What to produce
Search the listing below for the string "décès" and show each line that contains it.

------------------------

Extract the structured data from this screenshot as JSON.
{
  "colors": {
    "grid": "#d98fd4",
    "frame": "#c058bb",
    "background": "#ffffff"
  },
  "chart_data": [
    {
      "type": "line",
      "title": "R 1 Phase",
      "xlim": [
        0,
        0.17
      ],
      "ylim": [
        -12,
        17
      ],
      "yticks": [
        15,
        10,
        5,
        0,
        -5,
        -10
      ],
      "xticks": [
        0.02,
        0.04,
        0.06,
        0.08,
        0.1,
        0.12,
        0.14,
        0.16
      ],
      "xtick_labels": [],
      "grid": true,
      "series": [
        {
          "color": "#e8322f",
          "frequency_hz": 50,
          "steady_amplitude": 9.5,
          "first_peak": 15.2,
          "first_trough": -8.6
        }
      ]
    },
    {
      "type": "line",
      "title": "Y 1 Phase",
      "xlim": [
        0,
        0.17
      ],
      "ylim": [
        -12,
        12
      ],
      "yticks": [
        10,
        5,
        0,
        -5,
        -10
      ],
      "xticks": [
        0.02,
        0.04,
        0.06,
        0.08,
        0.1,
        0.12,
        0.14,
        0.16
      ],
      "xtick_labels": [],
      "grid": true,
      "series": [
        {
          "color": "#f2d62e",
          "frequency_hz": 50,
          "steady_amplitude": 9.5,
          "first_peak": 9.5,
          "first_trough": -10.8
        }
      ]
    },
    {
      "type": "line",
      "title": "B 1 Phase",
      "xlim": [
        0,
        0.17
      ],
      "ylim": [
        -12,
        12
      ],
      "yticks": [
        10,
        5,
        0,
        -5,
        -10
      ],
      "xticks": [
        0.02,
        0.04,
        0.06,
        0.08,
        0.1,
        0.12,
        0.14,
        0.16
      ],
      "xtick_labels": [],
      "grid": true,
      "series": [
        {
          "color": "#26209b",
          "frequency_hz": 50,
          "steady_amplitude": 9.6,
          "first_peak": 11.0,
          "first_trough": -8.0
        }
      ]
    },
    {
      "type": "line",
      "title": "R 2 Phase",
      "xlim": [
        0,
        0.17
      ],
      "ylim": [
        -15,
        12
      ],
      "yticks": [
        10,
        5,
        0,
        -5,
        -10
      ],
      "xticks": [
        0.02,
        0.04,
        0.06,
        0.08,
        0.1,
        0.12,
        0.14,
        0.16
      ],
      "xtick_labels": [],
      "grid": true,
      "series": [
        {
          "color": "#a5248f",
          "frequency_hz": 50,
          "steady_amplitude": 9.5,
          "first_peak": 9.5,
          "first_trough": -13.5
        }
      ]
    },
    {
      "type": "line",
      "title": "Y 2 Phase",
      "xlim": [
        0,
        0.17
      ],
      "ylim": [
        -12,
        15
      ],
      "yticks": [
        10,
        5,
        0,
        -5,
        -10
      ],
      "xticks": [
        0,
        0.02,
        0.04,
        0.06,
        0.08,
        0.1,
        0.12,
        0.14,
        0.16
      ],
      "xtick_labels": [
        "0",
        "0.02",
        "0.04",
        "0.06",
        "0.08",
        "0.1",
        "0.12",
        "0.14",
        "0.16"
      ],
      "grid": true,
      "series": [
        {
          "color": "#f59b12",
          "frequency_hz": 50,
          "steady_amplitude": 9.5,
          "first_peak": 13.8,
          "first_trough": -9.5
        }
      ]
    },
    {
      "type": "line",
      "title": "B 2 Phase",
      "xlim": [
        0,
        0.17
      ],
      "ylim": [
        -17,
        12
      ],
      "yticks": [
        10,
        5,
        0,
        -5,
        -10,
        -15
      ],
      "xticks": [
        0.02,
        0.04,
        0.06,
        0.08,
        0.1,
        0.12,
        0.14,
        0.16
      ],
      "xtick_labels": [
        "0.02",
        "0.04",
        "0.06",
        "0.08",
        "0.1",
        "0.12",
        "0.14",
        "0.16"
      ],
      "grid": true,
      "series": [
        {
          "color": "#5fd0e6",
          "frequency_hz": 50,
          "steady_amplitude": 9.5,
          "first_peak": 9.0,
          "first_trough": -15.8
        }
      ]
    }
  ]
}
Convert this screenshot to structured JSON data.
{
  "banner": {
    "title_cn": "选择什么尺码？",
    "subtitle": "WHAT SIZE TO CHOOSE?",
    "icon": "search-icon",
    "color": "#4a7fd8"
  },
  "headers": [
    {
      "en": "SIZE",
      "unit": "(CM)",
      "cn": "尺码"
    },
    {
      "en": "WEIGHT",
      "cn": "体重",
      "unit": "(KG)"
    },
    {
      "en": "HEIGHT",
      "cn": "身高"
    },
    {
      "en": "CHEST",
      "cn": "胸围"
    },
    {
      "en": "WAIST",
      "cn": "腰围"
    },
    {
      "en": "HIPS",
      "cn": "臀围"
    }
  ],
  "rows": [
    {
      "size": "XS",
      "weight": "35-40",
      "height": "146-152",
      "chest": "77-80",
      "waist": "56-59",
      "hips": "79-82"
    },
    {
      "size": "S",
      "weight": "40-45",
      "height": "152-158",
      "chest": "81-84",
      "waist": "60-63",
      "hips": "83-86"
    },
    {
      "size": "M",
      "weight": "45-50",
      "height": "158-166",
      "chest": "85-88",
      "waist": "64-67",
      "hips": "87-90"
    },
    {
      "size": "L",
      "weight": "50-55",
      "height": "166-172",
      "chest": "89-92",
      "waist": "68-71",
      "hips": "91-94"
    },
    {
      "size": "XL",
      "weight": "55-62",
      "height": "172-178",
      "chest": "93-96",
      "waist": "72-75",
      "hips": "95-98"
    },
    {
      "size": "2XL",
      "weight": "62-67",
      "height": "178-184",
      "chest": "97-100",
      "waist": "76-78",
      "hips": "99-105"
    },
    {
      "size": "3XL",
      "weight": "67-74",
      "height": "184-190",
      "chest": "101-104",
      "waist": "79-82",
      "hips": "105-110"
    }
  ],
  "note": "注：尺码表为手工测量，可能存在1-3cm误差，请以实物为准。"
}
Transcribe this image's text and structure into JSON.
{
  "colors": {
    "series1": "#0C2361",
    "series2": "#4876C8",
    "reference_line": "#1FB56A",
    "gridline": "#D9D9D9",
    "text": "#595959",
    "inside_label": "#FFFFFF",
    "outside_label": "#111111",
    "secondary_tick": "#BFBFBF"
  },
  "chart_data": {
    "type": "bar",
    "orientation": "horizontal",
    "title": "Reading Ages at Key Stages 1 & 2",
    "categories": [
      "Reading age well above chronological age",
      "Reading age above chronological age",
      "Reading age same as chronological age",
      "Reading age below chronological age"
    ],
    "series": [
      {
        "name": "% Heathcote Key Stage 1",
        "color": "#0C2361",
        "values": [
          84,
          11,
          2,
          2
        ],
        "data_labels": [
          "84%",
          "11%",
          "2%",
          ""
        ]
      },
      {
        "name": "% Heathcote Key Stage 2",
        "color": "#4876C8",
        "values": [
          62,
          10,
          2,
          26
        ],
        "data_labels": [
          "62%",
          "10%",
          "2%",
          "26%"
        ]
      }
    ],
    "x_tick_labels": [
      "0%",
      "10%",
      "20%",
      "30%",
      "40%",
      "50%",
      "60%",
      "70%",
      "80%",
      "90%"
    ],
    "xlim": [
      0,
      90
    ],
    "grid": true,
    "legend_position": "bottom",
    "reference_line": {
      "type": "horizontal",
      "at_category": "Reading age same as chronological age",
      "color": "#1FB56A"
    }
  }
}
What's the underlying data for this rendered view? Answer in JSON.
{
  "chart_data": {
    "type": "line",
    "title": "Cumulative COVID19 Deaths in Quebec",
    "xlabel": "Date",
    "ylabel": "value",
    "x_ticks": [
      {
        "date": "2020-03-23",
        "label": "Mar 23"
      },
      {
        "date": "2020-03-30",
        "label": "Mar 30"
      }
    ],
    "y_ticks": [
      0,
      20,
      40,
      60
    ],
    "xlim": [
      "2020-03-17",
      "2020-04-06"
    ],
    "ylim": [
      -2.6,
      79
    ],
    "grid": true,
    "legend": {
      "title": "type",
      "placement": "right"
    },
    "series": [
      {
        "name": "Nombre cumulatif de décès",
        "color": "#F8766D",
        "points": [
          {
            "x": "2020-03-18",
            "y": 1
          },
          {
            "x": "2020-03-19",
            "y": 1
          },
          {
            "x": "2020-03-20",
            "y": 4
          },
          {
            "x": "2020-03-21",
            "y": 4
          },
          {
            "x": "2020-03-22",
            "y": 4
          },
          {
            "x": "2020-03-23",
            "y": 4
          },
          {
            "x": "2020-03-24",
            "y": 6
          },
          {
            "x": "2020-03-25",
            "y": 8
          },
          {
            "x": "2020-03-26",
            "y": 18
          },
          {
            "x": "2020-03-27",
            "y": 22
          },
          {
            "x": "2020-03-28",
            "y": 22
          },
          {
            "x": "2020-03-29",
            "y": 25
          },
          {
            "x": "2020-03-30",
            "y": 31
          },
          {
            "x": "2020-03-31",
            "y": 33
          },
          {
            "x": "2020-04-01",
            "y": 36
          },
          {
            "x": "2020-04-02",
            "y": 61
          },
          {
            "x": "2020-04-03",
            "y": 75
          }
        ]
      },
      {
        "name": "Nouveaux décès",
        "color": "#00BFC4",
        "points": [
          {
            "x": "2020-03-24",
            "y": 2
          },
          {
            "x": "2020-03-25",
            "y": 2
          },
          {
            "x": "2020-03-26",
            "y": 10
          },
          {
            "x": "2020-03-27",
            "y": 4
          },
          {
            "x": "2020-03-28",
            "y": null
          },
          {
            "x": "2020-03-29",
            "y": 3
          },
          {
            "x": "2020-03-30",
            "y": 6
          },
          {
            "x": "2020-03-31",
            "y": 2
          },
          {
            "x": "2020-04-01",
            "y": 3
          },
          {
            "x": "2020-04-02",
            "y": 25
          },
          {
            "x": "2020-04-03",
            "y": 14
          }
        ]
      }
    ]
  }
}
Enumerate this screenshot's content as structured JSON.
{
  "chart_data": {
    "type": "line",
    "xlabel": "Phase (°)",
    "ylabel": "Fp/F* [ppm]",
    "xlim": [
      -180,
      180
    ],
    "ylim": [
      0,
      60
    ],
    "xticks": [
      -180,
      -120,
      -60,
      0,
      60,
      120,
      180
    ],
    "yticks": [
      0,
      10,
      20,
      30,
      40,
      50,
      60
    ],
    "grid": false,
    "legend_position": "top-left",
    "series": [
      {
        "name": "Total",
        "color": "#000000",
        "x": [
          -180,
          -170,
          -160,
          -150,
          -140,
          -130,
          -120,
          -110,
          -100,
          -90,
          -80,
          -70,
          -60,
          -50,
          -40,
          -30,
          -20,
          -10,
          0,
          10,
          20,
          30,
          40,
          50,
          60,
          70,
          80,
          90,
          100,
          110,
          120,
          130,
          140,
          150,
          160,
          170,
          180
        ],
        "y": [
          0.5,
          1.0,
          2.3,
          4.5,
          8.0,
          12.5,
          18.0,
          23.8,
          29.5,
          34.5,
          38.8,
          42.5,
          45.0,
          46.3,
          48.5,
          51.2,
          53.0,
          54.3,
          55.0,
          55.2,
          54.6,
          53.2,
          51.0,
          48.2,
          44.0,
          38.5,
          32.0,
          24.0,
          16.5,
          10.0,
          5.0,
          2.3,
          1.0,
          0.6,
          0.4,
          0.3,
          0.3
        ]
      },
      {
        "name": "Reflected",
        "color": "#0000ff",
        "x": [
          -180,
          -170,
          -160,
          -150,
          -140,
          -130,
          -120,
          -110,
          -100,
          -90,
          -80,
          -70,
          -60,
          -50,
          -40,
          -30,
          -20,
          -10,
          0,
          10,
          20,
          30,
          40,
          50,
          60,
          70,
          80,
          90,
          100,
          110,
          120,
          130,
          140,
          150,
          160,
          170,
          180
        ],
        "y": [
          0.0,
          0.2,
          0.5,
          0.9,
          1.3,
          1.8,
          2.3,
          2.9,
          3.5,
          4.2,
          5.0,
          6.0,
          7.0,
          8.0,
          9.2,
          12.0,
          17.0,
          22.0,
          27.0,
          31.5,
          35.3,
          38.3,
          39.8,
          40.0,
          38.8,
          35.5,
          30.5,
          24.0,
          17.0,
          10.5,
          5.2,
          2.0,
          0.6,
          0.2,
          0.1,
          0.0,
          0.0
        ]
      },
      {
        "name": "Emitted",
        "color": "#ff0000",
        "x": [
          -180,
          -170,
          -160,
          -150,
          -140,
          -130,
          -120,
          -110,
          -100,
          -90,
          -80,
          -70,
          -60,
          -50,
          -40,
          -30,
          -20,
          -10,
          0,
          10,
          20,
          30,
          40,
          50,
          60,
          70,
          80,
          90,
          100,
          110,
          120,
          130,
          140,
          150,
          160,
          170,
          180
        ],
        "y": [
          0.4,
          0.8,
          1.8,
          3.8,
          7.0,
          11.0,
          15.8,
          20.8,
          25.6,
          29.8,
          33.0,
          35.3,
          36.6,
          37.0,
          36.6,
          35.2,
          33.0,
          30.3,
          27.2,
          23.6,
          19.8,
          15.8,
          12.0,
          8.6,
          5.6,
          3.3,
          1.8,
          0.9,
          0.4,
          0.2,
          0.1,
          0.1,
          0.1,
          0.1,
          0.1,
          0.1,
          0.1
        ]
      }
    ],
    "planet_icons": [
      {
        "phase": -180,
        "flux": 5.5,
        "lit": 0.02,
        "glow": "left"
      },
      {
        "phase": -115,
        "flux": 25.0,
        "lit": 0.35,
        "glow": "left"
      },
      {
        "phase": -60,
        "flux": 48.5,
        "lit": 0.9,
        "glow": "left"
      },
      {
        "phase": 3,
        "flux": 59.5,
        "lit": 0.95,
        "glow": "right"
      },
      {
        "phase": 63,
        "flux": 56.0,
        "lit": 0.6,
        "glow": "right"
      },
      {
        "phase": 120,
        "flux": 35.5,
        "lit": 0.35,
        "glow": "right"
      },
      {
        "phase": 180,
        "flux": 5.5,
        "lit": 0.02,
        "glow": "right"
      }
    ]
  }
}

------------------------

Written solution
        "name": "Nombre cumulatif de décès",
        "name": "Nouveaux décès",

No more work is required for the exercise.